### Task instructions
Check every line of the entries for "solo", and copy the lines that hold it.

### Dataset extract
──────────────────────────────
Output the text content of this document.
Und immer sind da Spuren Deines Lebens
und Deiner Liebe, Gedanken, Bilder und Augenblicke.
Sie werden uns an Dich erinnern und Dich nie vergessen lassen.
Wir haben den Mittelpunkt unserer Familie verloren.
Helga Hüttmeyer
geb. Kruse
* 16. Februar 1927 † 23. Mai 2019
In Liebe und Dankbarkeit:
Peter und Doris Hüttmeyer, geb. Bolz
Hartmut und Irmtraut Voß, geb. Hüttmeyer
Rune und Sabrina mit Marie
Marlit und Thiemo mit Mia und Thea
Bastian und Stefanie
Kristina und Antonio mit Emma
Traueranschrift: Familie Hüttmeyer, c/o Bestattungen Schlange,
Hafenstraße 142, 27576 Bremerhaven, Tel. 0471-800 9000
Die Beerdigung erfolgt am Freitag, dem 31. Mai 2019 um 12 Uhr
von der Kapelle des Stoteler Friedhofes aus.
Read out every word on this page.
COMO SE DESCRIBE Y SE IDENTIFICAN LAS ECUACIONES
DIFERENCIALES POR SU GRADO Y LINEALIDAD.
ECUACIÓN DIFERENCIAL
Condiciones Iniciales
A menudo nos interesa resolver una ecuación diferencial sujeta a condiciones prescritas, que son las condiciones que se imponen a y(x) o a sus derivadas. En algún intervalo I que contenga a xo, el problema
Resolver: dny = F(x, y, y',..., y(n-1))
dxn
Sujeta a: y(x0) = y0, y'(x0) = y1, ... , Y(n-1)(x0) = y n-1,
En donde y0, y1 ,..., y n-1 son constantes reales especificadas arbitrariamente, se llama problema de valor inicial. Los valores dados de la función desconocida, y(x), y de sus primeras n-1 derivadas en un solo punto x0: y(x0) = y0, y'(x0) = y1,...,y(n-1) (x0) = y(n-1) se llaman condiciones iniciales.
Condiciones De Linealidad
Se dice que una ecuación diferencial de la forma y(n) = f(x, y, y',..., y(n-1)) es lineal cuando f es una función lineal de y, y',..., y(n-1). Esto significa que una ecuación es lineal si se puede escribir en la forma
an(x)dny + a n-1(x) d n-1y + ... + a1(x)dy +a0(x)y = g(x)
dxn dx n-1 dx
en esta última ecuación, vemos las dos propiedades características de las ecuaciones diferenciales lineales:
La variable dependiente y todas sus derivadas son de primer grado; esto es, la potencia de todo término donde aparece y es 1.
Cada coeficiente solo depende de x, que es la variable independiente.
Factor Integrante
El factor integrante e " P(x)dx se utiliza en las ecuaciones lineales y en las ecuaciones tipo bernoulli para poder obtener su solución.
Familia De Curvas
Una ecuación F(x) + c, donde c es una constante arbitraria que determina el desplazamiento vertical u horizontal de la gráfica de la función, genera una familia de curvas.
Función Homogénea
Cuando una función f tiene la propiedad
──────────────────────────────
### Right answer
En donde y0, y1 ,..., y n-1 son constantes reales especificadas arbitrariamente, se llama problema de valor inicial. Los valores dados de la función desconocida, y(x), y de sus primeras n-1 derivadas en un solo punto x0: y(x0) = y0, y'(x0) = y1,...,y(n-1) (x0) = y(n-1) se llaman condiciones iniciales.
Cada coeficiente solo depende de x, que es la variable independiente.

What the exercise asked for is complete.